* _TASK OBJECTIVE_: Only the lines from the line holding "Decode this image" through the final line of the entries below are to be returned, exactly as they stand.

* _THE DATA_:
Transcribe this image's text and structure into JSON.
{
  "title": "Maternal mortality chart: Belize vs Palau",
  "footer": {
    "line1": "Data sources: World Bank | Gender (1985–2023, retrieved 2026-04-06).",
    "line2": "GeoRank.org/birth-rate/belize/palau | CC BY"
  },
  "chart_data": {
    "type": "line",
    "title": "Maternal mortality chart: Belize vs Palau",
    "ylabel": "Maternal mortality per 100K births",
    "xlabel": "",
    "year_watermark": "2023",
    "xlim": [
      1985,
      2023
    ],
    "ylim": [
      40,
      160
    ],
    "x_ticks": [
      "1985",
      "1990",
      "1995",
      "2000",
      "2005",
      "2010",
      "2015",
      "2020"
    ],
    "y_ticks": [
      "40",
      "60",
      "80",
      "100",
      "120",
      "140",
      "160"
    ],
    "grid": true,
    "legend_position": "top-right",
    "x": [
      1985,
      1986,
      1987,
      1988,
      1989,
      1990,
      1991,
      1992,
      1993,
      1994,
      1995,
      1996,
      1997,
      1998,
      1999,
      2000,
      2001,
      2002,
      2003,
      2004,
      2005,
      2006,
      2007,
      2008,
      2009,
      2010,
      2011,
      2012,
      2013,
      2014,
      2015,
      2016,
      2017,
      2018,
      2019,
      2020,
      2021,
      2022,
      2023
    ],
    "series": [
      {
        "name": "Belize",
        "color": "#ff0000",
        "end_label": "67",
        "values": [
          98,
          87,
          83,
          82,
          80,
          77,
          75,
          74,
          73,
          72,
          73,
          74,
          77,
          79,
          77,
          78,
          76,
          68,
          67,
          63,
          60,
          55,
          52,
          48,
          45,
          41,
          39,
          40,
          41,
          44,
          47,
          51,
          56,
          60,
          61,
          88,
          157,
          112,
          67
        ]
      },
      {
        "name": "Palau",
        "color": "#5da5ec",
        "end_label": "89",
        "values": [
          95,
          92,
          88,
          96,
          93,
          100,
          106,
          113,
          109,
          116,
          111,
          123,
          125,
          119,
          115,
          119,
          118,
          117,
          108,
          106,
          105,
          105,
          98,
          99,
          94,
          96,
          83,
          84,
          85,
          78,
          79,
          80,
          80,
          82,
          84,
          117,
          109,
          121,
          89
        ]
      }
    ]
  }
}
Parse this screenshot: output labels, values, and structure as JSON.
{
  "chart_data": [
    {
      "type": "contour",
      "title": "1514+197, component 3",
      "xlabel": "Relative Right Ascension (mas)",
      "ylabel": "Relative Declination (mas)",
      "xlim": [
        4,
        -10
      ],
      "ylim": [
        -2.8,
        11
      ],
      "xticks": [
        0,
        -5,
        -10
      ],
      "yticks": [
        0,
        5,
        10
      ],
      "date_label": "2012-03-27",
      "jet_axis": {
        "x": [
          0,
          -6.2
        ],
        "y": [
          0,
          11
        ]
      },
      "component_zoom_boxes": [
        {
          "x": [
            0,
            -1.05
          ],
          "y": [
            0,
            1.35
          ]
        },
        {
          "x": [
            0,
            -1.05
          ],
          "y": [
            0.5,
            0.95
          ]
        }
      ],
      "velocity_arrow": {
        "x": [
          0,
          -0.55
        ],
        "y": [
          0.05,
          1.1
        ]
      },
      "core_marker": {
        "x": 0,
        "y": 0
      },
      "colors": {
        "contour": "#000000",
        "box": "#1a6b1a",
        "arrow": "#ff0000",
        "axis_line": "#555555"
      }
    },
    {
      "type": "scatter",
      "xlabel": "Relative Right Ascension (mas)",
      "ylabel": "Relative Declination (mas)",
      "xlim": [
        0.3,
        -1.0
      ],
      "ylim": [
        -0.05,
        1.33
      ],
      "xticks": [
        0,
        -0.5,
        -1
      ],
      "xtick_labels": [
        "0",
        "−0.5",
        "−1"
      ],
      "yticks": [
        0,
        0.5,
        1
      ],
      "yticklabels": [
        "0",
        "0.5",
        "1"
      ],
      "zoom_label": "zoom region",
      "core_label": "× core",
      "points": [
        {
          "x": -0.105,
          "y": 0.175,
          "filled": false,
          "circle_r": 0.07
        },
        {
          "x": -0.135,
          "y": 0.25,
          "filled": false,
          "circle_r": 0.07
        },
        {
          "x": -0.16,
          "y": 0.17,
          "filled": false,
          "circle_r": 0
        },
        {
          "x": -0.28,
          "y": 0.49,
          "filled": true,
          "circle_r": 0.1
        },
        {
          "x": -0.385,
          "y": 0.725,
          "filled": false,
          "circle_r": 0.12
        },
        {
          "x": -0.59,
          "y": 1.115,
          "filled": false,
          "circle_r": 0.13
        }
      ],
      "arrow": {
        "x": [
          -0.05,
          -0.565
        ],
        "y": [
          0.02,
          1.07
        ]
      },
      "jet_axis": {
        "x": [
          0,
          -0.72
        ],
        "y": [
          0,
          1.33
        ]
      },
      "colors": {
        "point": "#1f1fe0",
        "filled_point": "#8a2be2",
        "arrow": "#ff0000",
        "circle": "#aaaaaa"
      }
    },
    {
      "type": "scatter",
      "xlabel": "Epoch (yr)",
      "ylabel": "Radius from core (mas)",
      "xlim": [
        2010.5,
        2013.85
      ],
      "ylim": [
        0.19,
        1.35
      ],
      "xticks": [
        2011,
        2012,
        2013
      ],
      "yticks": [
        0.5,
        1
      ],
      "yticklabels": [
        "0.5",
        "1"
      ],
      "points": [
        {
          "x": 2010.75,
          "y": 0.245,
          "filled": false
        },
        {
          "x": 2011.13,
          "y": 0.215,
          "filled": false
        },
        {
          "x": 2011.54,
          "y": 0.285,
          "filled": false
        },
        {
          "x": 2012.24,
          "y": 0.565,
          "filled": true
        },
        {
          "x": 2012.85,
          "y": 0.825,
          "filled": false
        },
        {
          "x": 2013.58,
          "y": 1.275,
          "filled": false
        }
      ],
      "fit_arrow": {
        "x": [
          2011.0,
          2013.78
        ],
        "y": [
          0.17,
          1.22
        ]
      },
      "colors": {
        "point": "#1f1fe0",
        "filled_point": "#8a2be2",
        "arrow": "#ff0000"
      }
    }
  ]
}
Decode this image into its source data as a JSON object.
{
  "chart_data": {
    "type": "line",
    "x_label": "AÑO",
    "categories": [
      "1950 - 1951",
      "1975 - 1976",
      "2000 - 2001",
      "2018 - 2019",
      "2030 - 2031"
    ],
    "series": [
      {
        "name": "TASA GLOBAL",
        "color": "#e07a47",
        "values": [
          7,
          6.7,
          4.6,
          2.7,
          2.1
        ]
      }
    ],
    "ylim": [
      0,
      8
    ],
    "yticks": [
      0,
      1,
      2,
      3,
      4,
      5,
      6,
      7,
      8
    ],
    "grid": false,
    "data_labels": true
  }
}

* _OUTPUT BELOW_:
Decode this image into its source data as a JSON object.
{
  "chart_data": {
    "type": "line",
    "x_label": "AÑO",
    "categories": [
      "1950 - 1951",
      "1975 - 1976",
      "2000 - 2001",
      "2018 - 2019",
      "2030 - 2031"
    ],
    "series": [
      {
        "name": "TASA GLOBAL",
        "color": "#e07a47",
        "values": [
          7,
          6.7,
          4.6,
          2.7,
          2.1
        ]
      }
    ],
    "ylim": [
      0,
      8
    ],
    "yticks": [
      0,
      1,
      2,
      3,
      4,
      5,
      6,
      7,
      8
    ],
    "grid": false,
    "data_labels": true
  }
}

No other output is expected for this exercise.